WHAT IS EXPECTED: Beneath this task is a listing. State how many of its lines include the string "content", giving nothing but the number.

ROWS:
= = = = =

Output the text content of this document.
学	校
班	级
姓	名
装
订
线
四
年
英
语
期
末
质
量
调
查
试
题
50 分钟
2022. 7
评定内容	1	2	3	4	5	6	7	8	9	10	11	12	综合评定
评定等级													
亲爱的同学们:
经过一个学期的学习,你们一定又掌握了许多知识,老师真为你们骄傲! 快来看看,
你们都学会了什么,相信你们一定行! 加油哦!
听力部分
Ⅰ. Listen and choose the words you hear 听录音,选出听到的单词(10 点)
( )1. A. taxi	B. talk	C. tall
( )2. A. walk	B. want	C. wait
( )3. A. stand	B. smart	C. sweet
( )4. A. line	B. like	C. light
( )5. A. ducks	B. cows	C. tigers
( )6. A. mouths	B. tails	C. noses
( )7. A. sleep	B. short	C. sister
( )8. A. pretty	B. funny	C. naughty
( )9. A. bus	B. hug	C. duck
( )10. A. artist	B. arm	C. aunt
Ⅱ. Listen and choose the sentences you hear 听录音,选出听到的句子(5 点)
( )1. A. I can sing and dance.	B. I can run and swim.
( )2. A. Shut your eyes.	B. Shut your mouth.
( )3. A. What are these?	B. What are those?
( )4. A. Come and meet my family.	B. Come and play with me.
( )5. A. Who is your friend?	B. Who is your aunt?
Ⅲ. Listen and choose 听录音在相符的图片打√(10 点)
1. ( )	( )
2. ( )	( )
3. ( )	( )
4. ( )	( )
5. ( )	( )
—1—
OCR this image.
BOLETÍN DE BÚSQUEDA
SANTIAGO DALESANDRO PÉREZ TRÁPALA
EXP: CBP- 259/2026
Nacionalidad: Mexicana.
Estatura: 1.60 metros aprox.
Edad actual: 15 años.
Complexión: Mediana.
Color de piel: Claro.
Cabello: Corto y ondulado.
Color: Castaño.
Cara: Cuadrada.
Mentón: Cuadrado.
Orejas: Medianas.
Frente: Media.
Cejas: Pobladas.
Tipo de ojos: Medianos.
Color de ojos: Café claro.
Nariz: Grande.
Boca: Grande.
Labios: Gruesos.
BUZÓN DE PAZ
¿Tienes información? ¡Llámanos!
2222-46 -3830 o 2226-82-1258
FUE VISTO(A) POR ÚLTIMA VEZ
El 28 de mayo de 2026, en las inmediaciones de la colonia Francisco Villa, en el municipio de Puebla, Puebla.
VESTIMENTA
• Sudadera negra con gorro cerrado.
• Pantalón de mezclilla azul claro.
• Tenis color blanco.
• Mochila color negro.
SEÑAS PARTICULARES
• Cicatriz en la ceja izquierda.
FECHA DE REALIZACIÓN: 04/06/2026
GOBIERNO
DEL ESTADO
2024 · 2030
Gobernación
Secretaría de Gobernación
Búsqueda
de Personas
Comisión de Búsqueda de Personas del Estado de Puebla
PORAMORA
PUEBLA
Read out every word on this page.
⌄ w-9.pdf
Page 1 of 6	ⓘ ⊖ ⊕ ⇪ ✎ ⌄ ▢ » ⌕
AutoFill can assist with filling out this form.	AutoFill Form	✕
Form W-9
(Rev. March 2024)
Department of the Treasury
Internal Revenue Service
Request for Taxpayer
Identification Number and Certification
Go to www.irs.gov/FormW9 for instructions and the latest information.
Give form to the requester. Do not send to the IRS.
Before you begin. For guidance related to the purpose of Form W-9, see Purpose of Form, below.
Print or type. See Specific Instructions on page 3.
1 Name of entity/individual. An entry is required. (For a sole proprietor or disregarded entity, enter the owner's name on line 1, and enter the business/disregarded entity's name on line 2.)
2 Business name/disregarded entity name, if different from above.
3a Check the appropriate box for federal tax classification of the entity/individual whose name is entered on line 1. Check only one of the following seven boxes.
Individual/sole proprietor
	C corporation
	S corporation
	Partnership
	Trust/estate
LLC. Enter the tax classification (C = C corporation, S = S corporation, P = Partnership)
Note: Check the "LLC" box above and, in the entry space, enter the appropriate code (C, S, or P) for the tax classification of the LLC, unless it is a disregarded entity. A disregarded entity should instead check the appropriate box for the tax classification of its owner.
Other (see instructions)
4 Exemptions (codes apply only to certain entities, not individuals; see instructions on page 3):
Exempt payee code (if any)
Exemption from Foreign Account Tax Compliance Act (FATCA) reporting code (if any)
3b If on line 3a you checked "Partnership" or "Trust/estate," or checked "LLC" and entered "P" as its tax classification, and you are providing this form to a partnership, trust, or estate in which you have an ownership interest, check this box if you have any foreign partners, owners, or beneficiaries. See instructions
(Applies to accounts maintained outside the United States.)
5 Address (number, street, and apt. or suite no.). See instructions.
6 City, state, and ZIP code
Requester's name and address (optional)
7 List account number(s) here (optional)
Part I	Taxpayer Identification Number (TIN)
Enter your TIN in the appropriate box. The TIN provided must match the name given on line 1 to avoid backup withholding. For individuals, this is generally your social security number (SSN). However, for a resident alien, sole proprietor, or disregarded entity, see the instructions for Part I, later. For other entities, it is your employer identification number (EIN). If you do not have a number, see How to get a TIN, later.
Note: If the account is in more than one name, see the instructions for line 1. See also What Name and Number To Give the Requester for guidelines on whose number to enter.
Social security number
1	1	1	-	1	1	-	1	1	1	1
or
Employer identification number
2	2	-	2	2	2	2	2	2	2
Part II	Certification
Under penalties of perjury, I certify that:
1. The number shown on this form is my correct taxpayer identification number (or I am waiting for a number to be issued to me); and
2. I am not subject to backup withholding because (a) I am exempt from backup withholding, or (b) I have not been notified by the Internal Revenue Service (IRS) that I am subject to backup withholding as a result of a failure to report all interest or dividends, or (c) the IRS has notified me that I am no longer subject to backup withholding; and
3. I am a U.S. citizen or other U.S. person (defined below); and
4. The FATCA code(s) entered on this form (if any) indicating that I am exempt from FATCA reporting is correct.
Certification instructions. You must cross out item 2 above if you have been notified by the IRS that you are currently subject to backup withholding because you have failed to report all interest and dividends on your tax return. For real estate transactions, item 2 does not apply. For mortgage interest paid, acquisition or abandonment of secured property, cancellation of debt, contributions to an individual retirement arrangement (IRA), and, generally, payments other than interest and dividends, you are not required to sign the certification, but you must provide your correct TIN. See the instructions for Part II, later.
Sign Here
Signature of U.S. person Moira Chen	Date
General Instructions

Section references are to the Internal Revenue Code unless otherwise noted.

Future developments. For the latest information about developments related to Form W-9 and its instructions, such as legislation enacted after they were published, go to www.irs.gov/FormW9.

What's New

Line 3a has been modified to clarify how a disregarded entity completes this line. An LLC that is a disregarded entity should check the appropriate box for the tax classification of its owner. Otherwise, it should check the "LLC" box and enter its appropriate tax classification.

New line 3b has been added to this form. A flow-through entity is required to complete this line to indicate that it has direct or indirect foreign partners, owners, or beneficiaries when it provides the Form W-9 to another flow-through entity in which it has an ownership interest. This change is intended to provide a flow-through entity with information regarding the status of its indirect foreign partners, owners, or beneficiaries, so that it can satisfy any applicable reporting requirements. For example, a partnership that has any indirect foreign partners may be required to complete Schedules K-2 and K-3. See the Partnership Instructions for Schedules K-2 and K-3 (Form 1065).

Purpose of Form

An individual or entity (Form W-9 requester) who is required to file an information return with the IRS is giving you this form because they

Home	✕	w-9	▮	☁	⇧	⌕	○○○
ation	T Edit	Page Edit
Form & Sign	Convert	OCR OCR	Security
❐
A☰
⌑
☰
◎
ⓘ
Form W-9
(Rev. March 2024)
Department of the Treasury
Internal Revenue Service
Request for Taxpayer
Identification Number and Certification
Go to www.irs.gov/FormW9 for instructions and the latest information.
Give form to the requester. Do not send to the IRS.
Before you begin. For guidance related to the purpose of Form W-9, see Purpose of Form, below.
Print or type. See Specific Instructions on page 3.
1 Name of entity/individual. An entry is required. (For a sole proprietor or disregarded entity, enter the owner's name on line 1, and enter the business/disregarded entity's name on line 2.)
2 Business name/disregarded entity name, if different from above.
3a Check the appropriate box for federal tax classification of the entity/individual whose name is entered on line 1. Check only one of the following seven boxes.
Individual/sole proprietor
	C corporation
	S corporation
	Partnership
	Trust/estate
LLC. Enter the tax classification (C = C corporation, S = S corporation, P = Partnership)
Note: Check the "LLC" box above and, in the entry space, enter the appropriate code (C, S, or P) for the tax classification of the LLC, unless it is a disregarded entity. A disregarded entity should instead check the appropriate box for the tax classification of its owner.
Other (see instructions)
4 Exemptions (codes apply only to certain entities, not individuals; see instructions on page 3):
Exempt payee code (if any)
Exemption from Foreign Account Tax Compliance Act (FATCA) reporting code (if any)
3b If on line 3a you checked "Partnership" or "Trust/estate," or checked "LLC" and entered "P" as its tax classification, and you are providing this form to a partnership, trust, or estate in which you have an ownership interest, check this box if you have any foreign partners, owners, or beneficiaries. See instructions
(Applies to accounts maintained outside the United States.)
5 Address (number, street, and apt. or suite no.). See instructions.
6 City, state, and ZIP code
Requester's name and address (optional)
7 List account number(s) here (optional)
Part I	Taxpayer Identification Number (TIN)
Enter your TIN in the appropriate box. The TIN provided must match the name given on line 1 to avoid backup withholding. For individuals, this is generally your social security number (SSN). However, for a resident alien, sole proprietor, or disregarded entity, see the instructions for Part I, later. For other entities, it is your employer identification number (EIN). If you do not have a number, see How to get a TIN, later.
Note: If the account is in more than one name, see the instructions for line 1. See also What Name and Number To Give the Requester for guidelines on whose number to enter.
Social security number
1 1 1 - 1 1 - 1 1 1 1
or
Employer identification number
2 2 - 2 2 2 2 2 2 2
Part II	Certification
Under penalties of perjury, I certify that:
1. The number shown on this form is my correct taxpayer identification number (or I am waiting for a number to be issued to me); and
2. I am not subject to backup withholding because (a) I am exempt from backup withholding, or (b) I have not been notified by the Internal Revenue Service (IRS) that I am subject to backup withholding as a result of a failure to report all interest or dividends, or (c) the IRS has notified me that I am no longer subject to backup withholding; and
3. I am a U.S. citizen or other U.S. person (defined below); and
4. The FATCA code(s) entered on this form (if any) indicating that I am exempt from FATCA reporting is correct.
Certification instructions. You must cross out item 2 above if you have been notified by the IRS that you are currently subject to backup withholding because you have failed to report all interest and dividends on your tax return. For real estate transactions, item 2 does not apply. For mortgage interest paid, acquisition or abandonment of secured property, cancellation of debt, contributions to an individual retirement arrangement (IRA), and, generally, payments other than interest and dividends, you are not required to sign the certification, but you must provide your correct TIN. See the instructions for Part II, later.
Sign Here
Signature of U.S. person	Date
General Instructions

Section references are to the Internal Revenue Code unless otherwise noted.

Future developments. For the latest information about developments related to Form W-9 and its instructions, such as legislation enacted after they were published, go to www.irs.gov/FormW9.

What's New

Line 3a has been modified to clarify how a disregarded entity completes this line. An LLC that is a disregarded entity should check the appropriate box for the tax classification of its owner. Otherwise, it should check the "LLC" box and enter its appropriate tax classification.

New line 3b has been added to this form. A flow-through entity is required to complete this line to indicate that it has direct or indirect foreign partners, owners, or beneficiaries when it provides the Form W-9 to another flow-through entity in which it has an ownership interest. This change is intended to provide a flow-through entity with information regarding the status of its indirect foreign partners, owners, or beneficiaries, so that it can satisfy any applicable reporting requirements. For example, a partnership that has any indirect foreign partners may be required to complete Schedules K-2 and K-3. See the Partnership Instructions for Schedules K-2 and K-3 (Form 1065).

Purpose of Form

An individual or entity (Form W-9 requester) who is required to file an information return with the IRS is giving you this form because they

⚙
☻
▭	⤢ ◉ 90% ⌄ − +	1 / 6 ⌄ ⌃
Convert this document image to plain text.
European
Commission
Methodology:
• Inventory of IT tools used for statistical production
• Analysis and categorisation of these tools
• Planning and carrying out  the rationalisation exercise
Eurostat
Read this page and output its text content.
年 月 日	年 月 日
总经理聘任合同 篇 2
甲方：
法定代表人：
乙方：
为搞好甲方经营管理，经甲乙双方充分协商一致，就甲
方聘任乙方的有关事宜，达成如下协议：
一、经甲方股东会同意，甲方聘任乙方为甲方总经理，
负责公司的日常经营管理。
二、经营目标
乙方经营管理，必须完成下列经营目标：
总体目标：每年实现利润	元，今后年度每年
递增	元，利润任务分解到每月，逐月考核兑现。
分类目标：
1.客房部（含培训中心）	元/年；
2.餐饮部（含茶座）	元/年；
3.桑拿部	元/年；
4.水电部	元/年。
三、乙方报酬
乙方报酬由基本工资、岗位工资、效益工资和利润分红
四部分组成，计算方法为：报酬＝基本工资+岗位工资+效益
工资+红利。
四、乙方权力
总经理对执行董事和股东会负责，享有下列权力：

= = = = =

TASK SOLUTION: 2